TASK BRIEF » Print the lines from the line with "Text: Size of" up to and including the line with "Bar [562,390,583,392]", copying each one exactly.

DATA TO USE »
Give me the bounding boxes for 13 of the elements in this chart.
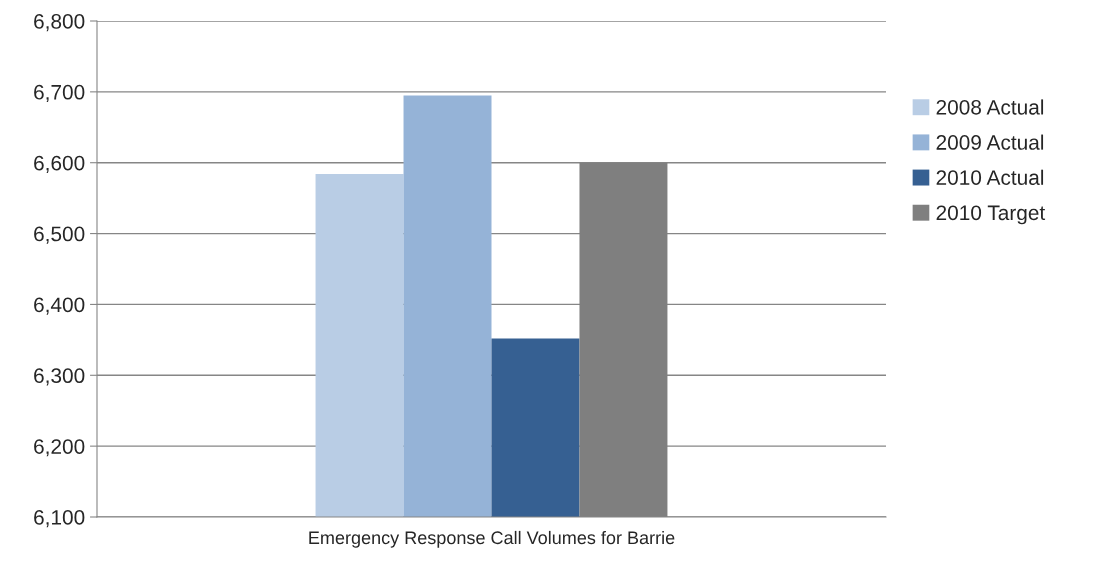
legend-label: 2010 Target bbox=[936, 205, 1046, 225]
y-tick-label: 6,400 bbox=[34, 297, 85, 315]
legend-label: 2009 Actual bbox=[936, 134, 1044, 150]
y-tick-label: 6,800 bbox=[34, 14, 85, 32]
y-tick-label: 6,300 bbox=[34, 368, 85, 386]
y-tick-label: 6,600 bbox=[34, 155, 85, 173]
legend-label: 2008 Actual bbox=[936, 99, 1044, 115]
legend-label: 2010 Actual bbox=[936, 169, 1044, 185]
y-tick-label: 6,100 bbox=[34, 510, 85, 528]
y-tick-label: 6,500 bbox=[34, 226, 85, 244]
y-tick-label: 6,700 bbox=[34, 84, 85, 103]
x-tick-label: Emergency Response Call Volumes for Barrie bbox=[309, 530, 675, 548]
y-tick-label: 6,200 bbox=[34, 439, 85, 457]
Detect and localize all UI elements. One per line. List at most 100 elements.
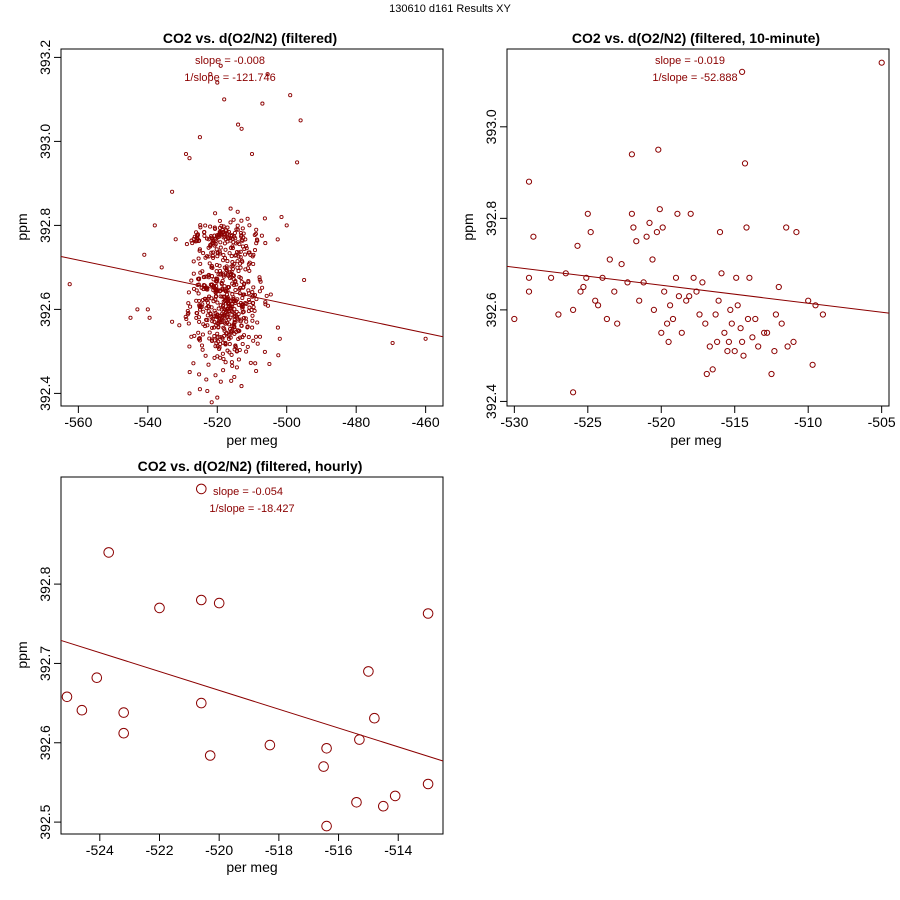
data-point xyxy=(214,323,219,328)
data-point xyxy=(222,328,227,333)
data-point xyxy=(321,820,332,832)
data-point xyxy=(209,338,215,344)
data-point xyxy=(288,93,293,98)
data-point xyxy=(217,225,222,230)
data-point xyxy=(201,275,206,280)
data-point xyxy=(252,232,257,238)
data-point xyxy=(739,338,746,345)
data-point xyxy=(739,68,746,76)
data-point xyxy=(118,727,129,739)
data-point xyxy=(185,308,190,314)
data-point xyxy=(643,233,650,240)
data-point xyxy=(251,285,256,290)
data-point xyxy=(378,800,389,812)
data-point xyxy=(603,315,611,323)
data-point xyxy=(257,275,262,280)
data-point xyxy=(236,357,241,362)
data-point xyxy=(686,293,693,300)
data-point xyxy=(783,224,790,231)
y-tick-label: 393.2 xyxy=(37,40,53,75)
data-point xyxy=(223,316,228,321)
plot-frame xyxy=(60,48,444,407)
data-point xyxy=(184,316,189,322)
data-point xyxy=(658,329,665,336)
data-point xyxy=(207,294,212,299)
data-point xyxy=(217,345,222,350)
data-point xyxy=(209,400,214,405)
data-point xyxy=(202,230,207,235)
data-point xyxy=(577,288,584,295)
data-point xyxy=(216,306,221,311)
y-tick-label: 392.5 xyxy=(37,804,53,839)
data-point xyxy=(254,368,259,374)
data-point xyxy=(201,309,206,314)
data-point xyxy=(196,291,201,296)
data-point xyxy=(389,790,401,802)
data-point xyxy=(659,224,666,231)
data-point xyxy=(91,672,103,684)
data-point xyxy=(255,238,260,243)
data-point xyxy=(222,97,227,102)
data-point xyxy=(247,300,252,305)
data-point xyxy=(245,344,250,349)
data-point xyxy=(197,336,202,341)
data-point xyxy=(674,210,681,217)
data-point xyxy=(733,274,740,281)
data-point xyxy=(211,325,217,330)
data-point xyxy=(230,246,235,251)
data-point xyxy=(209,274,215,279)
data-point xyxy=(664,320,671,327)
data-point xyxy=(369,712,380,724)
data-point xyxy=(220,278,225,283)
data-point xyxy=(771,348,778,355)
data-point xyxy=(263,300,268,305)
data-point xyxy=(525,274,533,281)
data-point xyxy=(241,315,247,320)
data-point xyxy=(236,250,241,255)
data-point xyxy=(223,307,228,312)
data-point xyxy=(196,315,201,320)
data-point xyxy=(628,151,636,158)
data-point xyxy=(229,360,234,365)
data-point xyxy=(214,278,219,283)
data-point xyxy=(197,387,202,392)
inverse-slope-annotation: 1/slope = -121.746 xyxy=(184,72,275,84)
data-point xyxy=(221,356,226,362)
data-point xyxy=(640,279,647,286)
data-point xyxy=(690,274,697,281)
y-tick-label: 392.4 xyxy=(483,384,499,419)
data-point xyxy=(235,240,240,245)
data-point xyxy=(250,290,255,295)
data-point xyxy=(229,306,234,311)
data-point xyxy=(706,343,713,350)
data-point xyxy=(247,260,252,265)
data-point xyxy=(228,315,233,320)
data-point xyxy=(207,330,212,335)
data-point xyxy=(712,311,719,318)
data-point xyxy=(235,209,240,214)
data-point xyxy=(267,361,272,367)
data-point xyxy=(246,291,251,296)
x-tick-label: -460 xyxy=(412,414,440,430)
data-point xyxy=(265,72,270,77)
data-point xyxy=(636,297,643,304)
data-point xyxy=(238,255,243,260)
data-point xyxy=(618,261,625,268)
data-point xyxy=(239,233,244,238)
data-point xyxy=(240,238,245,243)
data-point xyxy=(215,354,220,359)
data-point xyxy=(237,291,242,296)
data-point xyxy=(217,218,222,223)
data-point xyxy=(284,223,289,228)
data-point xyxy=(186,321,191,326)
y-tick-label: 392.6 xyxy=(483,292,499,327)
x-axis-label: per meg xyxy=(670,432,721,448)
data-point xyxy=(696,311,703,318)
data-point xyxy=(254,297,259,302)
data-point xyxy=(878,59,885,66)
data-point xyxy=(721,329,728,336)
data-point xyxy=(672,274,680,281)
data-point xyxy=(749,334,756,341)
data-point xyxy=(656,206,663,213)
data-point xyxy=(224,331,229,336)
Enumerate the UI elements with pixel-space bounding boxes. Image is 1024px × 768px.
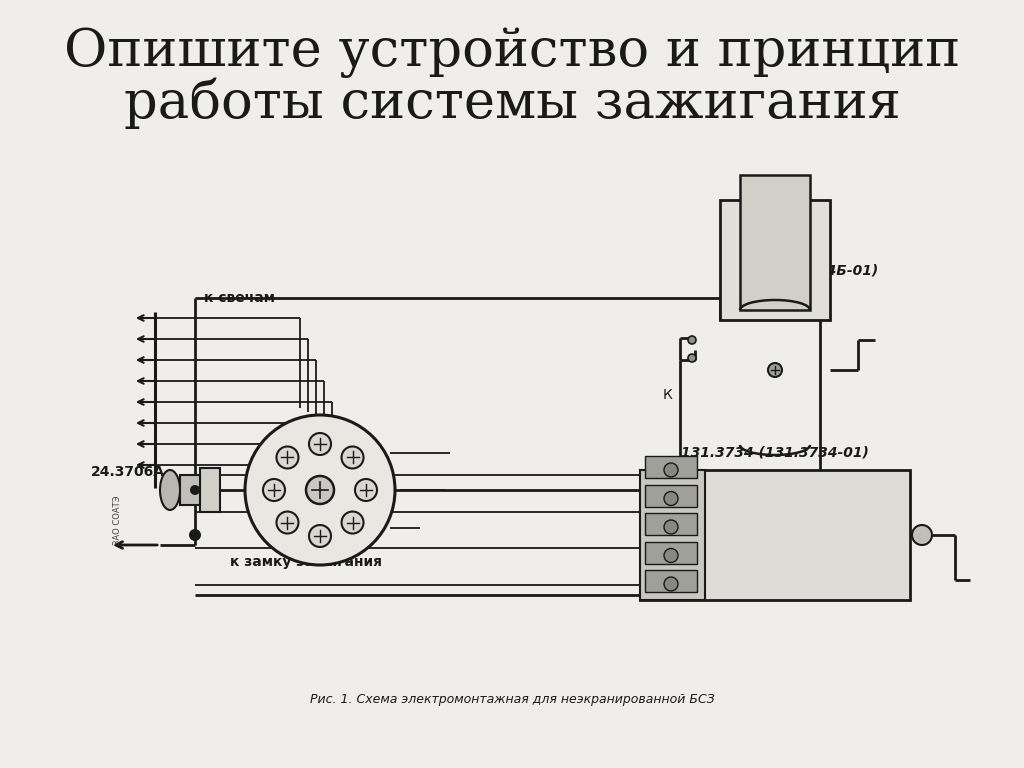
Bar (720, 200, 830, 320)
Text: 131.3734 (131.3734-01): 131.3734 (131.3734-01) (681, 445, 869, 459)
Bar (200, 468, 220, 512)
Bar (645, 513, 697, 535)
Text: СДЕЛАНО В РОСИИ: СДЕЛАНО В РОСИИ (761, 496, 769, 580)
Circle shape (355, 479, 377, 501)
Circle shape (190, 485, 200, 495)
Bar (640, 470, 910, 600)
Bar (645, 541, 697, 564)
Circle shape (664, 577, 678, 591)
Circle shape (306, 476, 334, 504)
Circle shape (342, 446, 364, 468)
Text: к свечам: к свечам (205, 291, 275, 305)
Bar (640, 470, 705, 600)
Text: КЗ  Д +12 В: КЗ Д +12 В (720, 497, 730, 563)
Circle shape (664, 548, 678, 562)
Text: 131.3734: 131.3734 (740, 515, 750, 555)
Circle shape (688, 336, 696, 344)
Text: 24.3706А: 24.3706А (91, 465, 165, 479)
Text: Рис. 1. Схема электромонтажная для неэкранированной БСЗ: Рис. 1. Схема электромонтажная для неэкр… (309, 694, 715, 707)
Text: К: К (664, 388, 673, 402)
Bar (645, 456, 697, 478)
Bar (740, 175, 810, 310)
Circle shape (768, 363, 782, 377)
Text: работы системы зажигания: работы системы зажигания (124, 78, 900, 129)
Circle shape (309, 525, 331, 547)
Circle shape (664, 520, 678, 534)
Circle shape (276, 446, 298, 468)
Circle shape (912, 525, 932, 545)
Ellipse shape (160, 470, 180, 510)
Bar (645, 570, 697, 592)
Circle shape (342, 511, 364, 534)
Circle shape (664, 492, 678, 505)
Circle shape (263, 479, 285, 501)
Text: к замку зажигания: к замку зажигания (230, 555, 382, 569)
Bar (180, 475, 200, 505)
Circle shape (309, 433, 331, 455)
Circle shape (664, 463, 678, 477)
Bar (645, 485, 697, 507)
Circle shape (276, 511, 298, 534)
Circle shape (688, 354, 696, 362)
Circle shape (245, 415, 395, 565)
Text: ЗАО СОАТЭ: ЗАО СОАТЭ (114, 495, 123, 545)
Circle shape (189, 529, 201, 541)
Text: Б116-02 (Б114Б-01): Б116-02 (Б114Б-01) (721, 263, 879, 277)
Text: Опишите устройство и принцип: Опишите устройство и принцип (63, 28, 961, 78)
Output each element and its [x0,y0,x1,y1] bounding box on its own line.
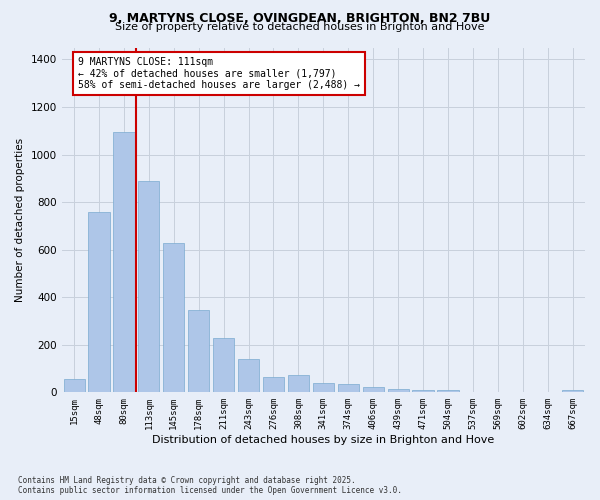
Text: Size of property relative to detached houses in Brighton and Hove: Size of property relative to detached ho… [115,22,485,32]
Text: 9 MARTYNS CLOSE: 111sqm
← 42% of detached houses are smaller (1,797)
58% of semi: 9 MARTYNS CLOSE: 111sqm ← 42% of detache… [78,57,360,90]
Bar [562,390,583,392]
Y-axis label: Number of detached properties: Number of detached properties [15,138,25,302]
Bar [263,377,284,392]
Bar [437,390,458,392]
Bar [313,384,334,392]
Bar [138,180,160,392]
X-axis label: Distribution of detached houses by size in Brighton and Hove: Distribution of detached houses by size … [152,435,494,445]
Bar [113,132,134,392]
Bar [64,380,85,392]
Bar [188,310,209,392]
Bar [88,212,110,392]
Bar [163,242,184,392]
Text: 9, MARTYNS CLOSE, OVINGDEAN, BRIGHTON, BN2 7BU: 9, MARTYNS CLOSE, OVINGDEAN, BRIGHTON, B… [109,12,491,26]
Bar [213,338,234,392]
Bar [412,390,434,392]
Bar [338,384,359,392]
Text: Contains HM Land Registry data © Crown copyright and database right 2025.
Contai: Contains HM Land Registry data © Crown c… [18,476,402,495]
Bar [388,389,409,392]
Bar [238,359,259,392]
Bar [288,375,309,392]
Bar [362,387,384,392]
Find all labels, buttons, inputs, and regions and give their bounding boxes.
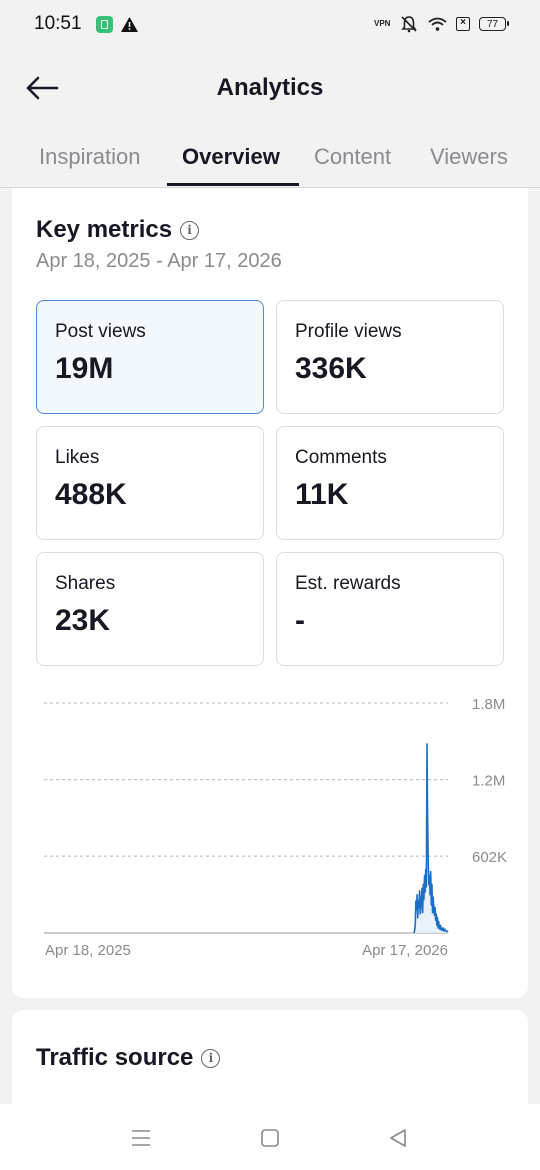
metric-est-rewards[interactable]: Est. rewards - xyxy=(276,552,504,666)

OUTPUT OF THE EXERCISE »
Text: Size of property relative to detached houses in Brighton and Hove: Size of property relative to detached ho… [115,22,485,32]
Text: 9 MARTYNS CLOSE: 111sqm
← 42% of detached houses are smaller (1,797)
58% of semi: 9 MARTYNS CLOSE: 111sqm ← 42% of detache… [78,57,360,90]
Bar [562,390,583,392]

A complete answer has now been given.